» O QUE FAZER
A. Transcreva do texto sobre Mr. Slang o trecho que vai de "Mr. Slang transformava" até "em técnica hidráulica?".
B. Responda com base no texto sobre Mr. Slang:
(i) Em que ano os diálogos foram reunidos em livro?
(ii) Segundo Mr. Slang, de que duas formas o sistema tributário do Brasil cobra?
(iii) O que ele chama de lei biológica do progresso?

» TEXTO FORNECIDO
↓↓↓

Os diálogos entre Lobato e John Irving Slang (Mr. Slang) foram publicados em crônicas, depois reunidas em livro em 1927. Em 1932 o personagem reaparece na coletânea de Lobato sobre sua longa temporada nos EUA, mais agudo do nunca.

Mr. Slang transformava cada detalhe da vida brasileira em uma diatribe. Em sua primeira aparição em 1927 somos informados que se tratava de pacato amante do orquidismo, mas, conforme corrigiu Lobato, seu interesse verdadeiro era algo assemelhado, o “parasitismo social”. A atualidade de Mr. Slang, a ver adiante em 5 passagens, é um monumento ao nosso atraso.

Primeiro exemplo: de sua varanda avistava uma velha caixa d’água roida pela ferrugem, a propósito da qual, como se estivesse falando na PEC do Teto, observou:

– Sempre que a vejo tenho a sensação física dos orçamentos do Brasil. O orçamento do Brasil compôe-se de uma torneira como aquela, a Receita, e de uma infinidade de “ladrões” por onde a água escapa. Sabe o que é um “ladrão” em técnica hidráulica?

Segundo exemplo, a propósito de impostos, parecendo refletir sobre a sentença do CARF contra Gustavo Kuerten:

– O sistema tributário do Brasil, não contente de tomar dinheiro, toma também esforço. Cobra duas vezes, uma em moeda, outra em energia humana. Ficou ele com a mesma psicologia colonial. Daí a sua forma de castigo ao trabalho, de empeço aos movimentos livres. Não é amarrando um homem e embaraçando-lhe todos os movimentos que esse homem ganhará corridas no steeple-chase (corrida de obstáculos) internacional.

Terceiro, sobre o comércio internacional, parece provocar a Fiesp:

– A humanidade somente progride dentro do respeito às leis biológicas. A concorrência é a lei biológica do progresso. E o que é o protecionismo senão essa força estranha que impede a vitória do melhor e protege o pior? O protecionismo não protege a indústria e sim, apenas, a incapacidade industrial. Que que vantagem há para um país em criar no seu organismo este inchaço simulador de músculo? O protecionismo enriquece alguns indivíduos mas empobrece a comunidade.

↑↑↑

Uma sequência de linhas:
↓↓↓

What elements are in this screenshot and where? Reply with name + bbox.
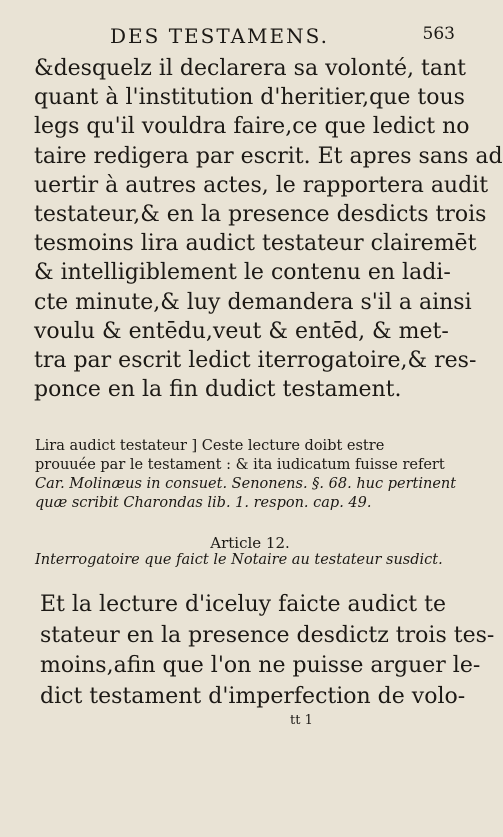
signature-mark: tt 1 bbox=[290, 713, 313, 728]
text-line: uertir à autres actes, le rapportera audit bbox=[34, 172, 489, 198]
main-text-block bbox=[34, 54, 503, 404]
running-header bbox=[110, 24, 455, 48]
text-line: quant à l'institution d'heritier,que tous bbox=[34, 85, 465, 111]
note-line: Lira audict testateur ] Ceste lecture doibt estre bbox=[35, 438, 385, 454]
text-line: dict testament d'imperfection de volo- bbox=[40, 683, 466, 709]
second-text-block bbox=[40, 590, 495, 712]
page-number: 563 bbox=[422, 24, 455, 44]
text-line: legs qu'il vouldra faire,ce que ledict no bbox=[34, 114, 470, 140]
article-subtitle: Interrogatoire que faict le Notaire au testateur susdict. bbox=[35, 552, 443, 568]
text-line: voulu & entēdu,veut & entēd, & met- bbox=[34, 318, 449, 344]
text-line: cte minute,& luy demandera s'il a ainsi bbox=[34, 289, 472, 315]
text-line: & intelligiblement le contenu en ladi- bbox=[34, 260, 451, 286]
text-line: testateur,& en la presence desdicts trois bbox=[34, 202, 487, 228]
note-line: Car. Molinæus in consuet. Senonens. §. 68. huc pertinent bbox=[35, 476, 457, 492]
running-title: DES TESTAMENS. bbox=[110, 24, 329, 48]
note-line: quæ scribit Charondas lib. 1. respon. cap. 49. bbox=[35, 495, 372, 511]
text-line: tra par escrit ledict iterrogatoire,& res- bbox=[34, 348, 477, 374]
text-line: moins,afin que l'on ne puisse arguer le- bbox=[40, 653, 481, 678]
text-line: Et la lecture d'iceluy faicte audict te bbox=[40, 592, 446, 617]
text-line: stateur en la presence desdictz trois tes- bbox=[40, 622, 495, 648]
annotation-note bbox=[35, 437, 457, 513]
text-line: &desquelz il declarera sa volonté, tant bbox=[34, 56, 467, 81]
text-line: taire redigera par escrit. Et apres sans ad bbox=[34, 143, 503, 169]
note-line: prouuée par le testament : & ita iudicatum fuisse refert bbox=[35, 457, 445, 473]
article-title: Article 12. bbox=[210, 534, 290, 552]
text-line: ponce en la fin dudict testament. bbox=[34, 377, 402, 403]
text-line: tesmoins lira audict testateur clairemēt bbox=[34, 231, 477, 257]
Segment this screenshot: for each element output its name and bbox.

↑↑↑

» RESPOSTAS EM ORDEM
A.
Mr. Slang transformava cada detalhe da vida brasileira em uma diatribe. Em sua primeira aparição em 1927 somos informados que se tratava de pacato amante do orquidismo, mas, conforme corrigiu Lobato, seu interesse verdadeiro era algo assemelhado, o “parasitismo social”. A atualidade de Mr. Slang, a ver adiante em 5 passagens, é um monumento ao nosso atraso.

Primeiro exemplo: de sua varanda avistava uma velha caixa d’água roida pela ferrugem, a propósito da qual, como se estivesse falando na PEC do Teto, observou:

– Sempre que a vejo tenho a sensação física dos orçamentos do Brasil. O orçamento do Brasil compôe-se de uma torneira como aquela, a Receita, e de uma infinidade de “ladrões” por onde a água escapa. Sabe o que é um “ladrão” em técnica hidráulica?

B.
(i) Em 1927.
(ii) Em moeda e em energia humana.
(iii) A concorrência.